### TEXT UNDER STUDY
____________
Th COVID hiatus was especially difficult for the entertainment industry; specifically, theater. It was the first to shut down and one of the last to reopen. Playhouse Square reopened with limited seating sold by groups only, with masks and vaccinations required. New York City, home to Broadway and a COVID hotbed, struggled to find its footing as well. In a bit of a surprise, ‘Waitress’ was one of the shows that returned to NYC once Broadway got the green light to resume performances. And guess who got the call to continue her journey with the show?
“When they announced that Broadway would be returning, I never thought that I would be a part of that. I was very shocked and very humbled when I got the call that Waitress was planning on making a limited return to Broadway, I was able to do that and welcome Broadway back,” Torns said. (This was a phone conversation, but I could ‘hear’ her smile). “We were the first musical to open at that time. It was emotional. It was very emotional. It was full of people who love each other who were shocked to be there and grateful to be there.”
The journey from ensemble to lead in the play was a long and exciting journey for Torns. ‘Jenna’ is a dream role for the actress, and it’s been a long time coming!
“It’s very exciting. For me, it’s been seven years since the Out of Town. I never left. I’m really an ‘OG,’ as you said. It’s been really awesome,” Torns said. (Again, probably smiling on the other end of the line.) “The biggest thing for me in leading this company is that I had someone, before we started rehearsals, they asked what I was most excited about. I said, ‘To lead the company with grace and as much love as I can. It starts at the top. The top is me. I have to make sure that everyone feels valued, seen, and respected. It’s not just about me. I mean, the show is Waitress, yes, it’s about Jenna’s journey. I think it’s important to lead but also to remember that it takes a village.“
The ‘Waitress’ team took COVID a little harder than others. Sure, the shutdown affected them as much as anyone else, but one of their actors, Nick Cordero (the original Earl Hunterson and late spouse of Canton, OH’s GlenOak High School alum, Amanda Kloots), passed away after a battle with COVID in 2020. Broadway casts, in most cases (seemingly in the case of ‘Waitress’), are a tight-knit family. Losing a family member is never easy. Much like the rest of the world who lost a loved one in 2020, gathering to properly mourn the loss of Cordero was not feasible.
____________
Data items
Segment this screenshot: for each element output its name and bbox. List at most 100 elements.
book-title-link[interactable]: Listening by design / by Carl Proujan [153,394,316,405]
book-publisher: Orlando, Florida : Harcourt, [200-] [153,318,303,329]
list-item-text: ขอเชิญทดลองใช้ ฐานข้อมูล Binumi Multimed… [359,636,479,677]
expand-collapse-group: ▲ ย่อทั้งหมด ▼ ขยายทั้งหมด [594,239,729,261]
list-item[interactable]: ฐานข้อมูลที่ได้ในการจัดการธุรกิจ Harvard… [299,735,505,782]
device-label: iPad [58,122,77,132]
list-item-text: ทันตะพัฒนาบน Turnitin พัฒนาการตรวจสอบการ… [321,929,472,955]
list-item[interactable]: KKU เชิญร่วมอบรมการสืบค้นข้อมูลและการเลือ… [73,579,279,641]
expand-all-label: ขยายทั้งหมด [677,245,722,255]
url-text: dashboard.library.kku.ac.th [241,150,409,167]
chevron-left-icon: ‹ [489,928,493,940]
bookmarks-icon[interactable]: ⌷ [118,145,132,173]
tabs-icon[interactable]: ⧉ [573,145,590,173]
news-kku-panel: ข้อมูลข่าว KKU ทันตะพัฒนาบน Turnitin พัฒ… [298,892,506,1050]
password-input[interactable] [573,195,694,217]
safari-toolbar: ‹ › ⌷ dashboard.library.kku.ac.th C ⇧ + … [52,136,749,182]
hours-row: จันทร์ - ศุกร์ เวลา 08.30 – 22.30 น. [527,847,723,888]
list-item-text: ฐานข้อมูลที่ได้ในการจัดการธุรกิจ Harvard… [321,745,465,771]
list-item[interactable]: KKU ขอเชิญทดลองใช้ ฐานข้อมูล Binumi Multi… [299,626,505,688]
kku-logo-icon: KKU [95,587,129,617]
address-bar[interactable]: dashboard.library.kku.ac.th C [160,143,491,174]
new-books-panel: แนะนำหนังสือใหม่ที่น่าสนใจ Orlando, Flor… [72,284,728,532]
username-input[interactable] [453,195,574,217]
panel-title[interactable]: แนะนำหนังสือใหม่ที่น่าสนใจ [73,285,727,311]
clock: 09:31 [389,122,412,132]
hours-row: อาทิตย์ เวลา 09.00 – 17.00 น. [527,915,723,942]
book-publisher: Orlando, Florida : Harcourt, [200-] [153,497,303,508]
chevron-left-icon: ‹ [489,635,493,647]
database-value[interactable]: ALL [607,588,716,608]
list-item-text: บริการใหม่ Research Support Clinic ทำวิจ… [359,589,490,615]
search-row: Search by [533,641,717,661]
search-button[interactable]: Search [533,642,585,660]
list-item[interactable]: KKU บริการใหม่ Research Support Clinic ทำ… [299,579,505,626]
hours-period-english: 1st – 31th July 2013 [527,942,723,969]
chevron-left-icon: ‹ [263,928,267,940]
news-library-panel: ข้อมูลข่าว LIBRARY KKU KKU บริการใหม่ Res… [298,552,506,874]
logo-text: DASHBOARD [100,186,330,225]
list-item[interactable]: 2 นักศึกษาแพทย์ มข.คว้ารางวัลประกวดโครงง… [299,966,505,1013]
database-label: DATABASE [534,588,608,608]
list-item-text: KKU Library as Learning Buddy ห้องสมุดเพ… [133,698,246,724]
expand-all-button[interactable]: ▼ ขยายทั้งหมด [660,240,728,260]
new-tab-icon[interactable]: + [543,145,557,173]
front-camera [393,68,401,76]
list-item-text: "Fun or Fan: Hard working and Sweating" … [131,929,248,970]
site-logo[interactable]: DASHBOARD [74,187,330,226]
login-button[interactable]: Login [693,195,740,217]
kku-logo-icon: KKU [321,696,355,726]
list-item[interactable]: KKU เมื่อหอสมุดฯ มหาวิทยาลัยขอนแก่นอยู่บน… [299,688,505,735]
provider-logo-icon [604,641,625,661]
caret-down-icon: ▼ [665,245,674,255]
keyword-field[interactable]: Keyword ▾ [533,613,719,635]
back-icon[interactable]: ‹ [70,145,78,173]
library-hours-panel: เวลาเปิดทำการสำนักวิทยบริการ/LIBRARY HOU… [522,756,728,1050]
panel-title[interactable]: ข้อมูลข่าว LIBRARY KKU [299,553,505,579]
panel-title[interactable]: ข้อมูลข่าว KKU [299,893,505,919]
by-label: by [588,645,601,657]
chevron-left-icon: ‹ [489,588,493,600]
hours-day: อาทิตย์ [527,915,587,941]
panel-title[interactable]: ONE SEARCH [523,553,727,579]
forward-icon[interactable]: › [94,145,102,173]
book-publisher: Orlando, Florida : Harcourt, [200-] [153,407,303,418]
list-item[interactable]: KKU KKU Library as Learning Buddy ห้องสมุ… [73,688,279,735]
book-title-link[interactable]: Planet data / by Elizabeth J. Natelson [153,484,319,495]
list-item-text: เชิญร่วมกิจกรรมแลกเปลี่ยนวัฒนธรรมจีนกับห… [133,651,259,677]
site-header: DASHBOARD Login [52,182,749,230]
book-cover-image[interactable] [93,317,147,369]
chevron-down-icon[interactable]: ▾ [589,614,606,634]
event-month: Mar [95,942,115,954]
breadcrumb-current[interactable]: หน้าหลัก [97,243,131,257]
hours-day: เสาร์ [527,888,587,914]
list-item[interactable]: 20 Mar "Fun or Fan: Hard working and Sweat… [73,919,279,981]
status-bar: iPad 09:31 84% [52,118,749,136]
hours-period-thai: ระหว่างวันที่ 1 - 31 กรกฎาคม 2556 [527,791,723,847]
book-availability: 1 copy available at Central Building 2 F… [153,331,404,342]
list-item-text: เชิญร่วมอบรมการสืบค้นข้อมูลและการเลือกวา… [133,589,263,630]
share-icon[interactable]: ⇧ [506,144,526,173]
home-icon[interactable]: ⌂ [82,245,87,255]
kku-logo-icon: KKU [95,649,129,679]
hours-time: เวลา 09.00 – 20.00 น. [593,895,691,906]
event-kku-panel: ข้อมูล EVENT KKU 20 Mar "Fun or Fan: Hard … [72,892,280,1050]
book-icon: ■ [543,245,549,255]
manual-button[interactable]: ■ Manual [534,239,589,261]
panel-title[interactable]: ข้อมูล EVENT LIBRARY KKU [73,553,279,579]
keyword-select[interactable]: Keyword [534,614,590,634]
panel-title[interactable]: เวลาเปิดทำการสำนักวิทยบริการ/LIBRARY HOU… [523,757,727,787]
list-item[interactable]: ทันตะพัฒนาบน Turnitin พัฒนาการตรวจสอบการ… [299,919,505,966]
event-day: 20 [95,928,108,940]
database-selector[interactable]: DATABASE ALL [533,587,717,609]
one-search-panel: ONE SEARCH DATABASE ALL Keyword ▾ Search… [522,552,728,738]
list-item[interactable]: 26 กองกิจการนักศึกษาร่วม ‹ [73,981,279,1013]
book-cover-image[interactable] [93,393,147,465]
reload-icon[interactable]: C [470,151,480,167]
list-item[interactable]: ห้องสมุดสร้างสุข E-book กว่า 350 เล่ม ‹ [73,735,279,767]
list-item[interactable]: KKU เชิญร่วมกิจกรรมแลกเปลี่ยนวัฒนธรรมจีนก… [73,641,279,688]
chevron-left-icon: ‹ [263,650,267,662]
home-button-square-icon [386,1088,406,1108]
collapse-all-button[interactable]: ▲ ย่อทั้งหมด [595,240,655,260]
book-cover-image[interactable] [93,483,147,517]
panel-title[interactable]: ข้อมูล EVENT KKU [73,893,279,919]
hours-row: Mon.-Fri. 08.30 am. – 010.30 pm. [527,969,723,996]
____________
### DIRECTIONS FOR THIS TASK
Pick up the article about Waitress returning to Broadway after the COVID shutdown, and continue it from its last sentence.

### ANSWER TO THIS EXERCISE
“When the cast got back together, it was a moment for us all to just take that in together. When it happened, we couldn’t gather and were all in different parts of the country,” Torns recalls. “So, to gather and remember such a wonderful human being, we now have elements of our show that represent Nick Cordero that weren’t in there originally.”
Last question for Torns. What is about ‘Waitress’ that resonates so well with its audience?
“I think it’s people watching people being people. In a lot of shows, we don’t get that. It’s a lot of imaginary worlds and circumstances that are not necessarily a true story,” she said. “It’s somebody’s true story. I think people can come to watch our show and experience that. You can laugh. You can cry. You can feel all the things.”